■ Saved data entries:
^^^^^^^^

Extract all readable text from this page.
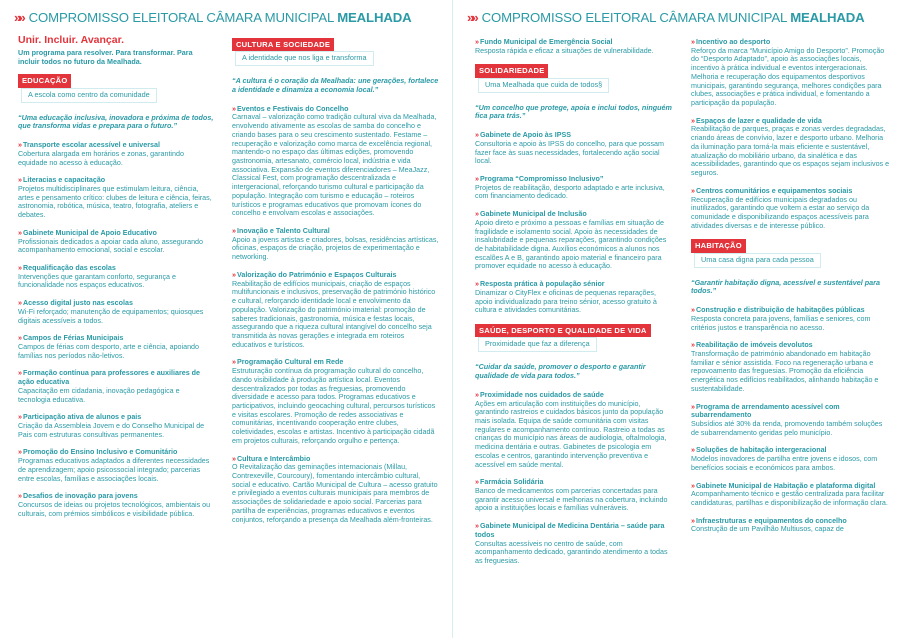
»» COMPROMISSO ELEITORAL CÂMARA MUNICIPAL MEALHADA
Unir. Incluir. Avançar.
Um programa para resolver. Para transformar. Para incluir todos no futuro da Mealhada.
EDUCAÇÃO
A escola como centro da comunidade
“Uma educação inclusiva, inovadora e próxima de todos, que transforma vidas e prepara para o futuro.”
» Transporte escolar acessível e universal
Cobertura alargada em horários e zonas, garantindo equidade no acesso à educação.
» Literacias e capacitação
Projetos multidisciplinares que estimulam leitura, ciência, artes e pensamento crítico: clubes de leitura e ciência, feiras, astronomia, robótica, música, teatro, fotografia, ateliers e debates.
» Gabinete Municipal de Apoio Educativo
Profissionais dedicados a apoiar cada aluno, assegurando acompanhamento emocional, social e escolar.
» Requalificação das escolas
Intervenções que garantam conforto, segurança e funcionalidade nos espaços educativos.
» Acesso digital justo nas escolas
Wi-Fi reforçado; manutenção de equipamentos; quiosques digitais acessíveis a todos.
» Campos de Férias Municipais
Campos de férias com desporto, arte e ciência, apoiando famílias nos períodos não-letivos.
» Formação contínua para professores e auxiliares de ação educativa
Capacitação em cidadania, inovação pedagógica e tecnologia educativa.
» Participação ativa de alunos e pais
Criação da Assembleia Jovem e do Conselho Municipal de Pais com estruturas consultivas permanentes.
» Promoção do Ensino Inclusivo e Comunitário
Programas educativos adaptados a diferentes necessidades de aprendizagem; apoio psicossocial integrado; parcerias entre escolas, famílias e associações locais.
» Desafios de inovação para jovens
Concursos de ideias ou projetos tecnológicos, ambientais ou culturais, com prémios simbólicos e visibilidade pública.
CULTURA E SOCIEDADE
A identidade que nos liga e transforma
“A cultura é o coração da Mealhada: une gerações, fortalece a identidade e dinamiza a economia local.”
» Eventos e Festivais do Concelho
Carnaval – valorização como tradição cultural viva da Mealhada, envolvendo ativamente as escolas de samba do concelho e criando bases para o seu crescimento sustentado. Festame – recuperação e valorização como marca de excelência regional, mantendo-o no espaço das últimas edições, promovendo gastronomia, artesanato, comércio local, indústria e vida associativa. Expansão de eventos diferenciadores – MeaJazz, Classical Fest, com programação descentralizada e intergeracional, reforçando turismo cultural e participação da população. Integração com turismo e educação – roteiros turísticos e programas educativos que promovam ícones do concelho e envolvam escolas e associações.
» Inovação e Talento Cultural
Apoio a jovens artistas e criadores, bolsas, residências artísticas, oficinas, espaços de criação, projetos de experimentação e networking.
» Valorização do Património e Espaços Culturais
Reabilitação de edifícios municipais, criação de espaços multifuncionais e inclusivos, preservação de património histórico e cultural, reforçando identidade local e envolvimento da população. Valorização do património imaterial: promoção de saberes tradicionais, gastronomia, música e festas locais, assegurando que a riqueza cultural intangível do concelho seja transmitida às novas gerações e integrada em roteiros educativos e turísticos.
» Programação Cultural em Rede
Estruturação contínua da programação cultural do concelho, dando visibilidade à produção artística local. Eventos descentralizados por todas as freguesias, promovendo diversidade e acesso para todos. Programas educativos e participativos, incluindo geocaching cultural, percursos turísticos e visitas escolares. Promoção de redes associativas e comunitárias, incentivando cooperação entre clubes, coletividades, escolas e artistas. Incentivo à participação cidadã em projetos culturais, reforçando orgulho e pertença.
» Cultura e Intercâmbio
O Revitalização das geminações internacionais (Millau, Contrexeville, Courcoury), fomentando intercâmbio cultural, social e educativo. Cartão Municipal de Cultura – acesso gratuito e privilegiado a eventos culturais municipais para membros de associações de solidariedade e apoio social. Parcerias para partilha de experiências, programas educativos e eventos conjuntos, reforçando a presença da Mealhada além-fronteiras.
»» COMPROMISSO ELEITORAL CÂMARA MUNICIPAL MEALHADA
» Fundo Municipal de Emergência Social
Resposta rápida e eficaz a situações de vulnerabilidade.
SOLIDARIEDADE
Uma Mealhada que cuida de todos§
“Um concelho que protege, apoia e inclui todos, ninguém fica para trás.”
» Gabinete de Apoio às IPSS
Consultoria e apoio às IPSS do concelho, para que possam fazer face às suas necessidades, fortalecendo ação social local.
» Programa “Compromisso Inclusivo”
Projetos de reabilitação, desporto adaptado e arte inclusiva, com financiamento dedicado.
» Gabinete Municipal de Inclusão
Apoio direto e próximo a pessoas e famílias em situação de fragilidade e isolamento social. Apoio às necessidades de insalubridade e pequenas reparações, garantindo condições de habitabilidade digna. Auxílios económicos a alunos nos escalões A e B, garantindo apoio material e financeiro para promover equidade no acesso à educação.
» Resposta prática à população sénior
Dinamizar o CityFlex e oficinas de pequenas reparações, apoio individualizado para treino sénior, acesso gratuito à cultura e atividades comunitárias.
SAÚDE, DESPORTO E QUALIDADE DE VIDA
Proximidade que faz a diferença
“Cuidar da saúde, promover o desporto e garantir qualidade de vida para todos.”
» Proximidade nos cuidados de saúde
Ações em articulação com instituições do município, garantindo rastreios e cuidados básicos junto da população mais isolada. Equipa de saúde comunitária com visitas regulares e acompanhamento contínuo. Rastreio a todas as crianças do município nas áreas de audiologia, oftalmologia, medicina dentária e outras. Gabinetes de psicologia em escolas e centros, garantindo intervenção preventiva e acessível em saúde mental.
» Farmácia Solidária
Banco de medicamentos com parcerias concertadas para garantir acesso universal e melhorias na cobertura, incluindo apoio a instituições locais e famílias vulneráveis.
» Gabinete Municipal de Medicina Dentária – saúde para todos
Consultas acessíveis no centro de saúde, com acompanhamento dedicado, garantindo atendimento a todas as freguesias.
» Incentivo ao desporto
Reforço da marca “Município Amigo do Desporto”. Promoção do “Desporto Adaptado”, apoio às associações locais, incentivo à prática individual e eventos intergeracionais. Melhoria e recuperação dos equipamentos desportivos municipais, garantindo segurança, melhores condições para clubes, associações e prática individual, e fomentando a participação da população.
» Espaços de lazer e qualidade de vida
Reabilitação de parques, praças e zonas verdes degradadas, criando áreas de convívio, lazer e desporto urbano. Melhoria da iluminação para torná-la mais eficiente e sustentável, atualização do mobiliário urbano, da sinalética e das acessibilidades, garantindo que os espaços sejam inclusivos e seguros.
» Centros comunitários e equipamentos sociais
Recuperação de edifícios municipais degradados ou inutilizados, garantindo que voltem a estar ao serviço da comunidade e disponibilizando espaços acessíveis para atividades diversas e de interesse público.
HABITAÇÃO
Uma casa digna para cada pessoa
“Garantir habitação digna, acessível e sustentável para todos.”
» Construção e distribuição de habitações públicas
Resposta concreta para jovens, famílias e seniores, com critérios justos e transparência no acesso.
» Reabilitação de imóveis devolutos
Transformação de património abandonado em habitação familiar e sénior assistida. Foco na regeneração urbana e repovoamento das freguesias. Promoção da eficiência energética nos edifícios reabilitados, alinhando habitação e sustentabilidade.
» Programa de arrendamento acessível com subarrendamento
Subsídios até 30% da renda, promovendo também soluções de subarrendamento geridas pelo município.
» Soluções de habitação intergeracional
Modelos inovadores de partilha entre jovens e idosos, com benefícios sociais e económicos para ambos.
» Gabinete Municipal de Habitação e plataforma digital
Acompanhamento técnico e gestão centralizada para facilitar candidaturas, partilhas e disponibilização de informação clara.
» Infraestruturas e equipamentos do concelho
Construção de um Pavilhão Multiusos, capaz de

^^^^^^^^

Look through the entries and return every line where "promover" appears.

Apoio direto e próximo a pessoas e famílias em situação de fragilidade e isolamento social. Apoio às necessidades de insalubridade e pequenas reparações, garantindo condições de habitabilidade digna. Auxílios económicos a alunos nos escalões A e B, garantindo apoio material e financeiro para promover equidade no acesso à educação.
“Cuidar da saúde, promover o desporto e garantir qualidade de vida para todos.”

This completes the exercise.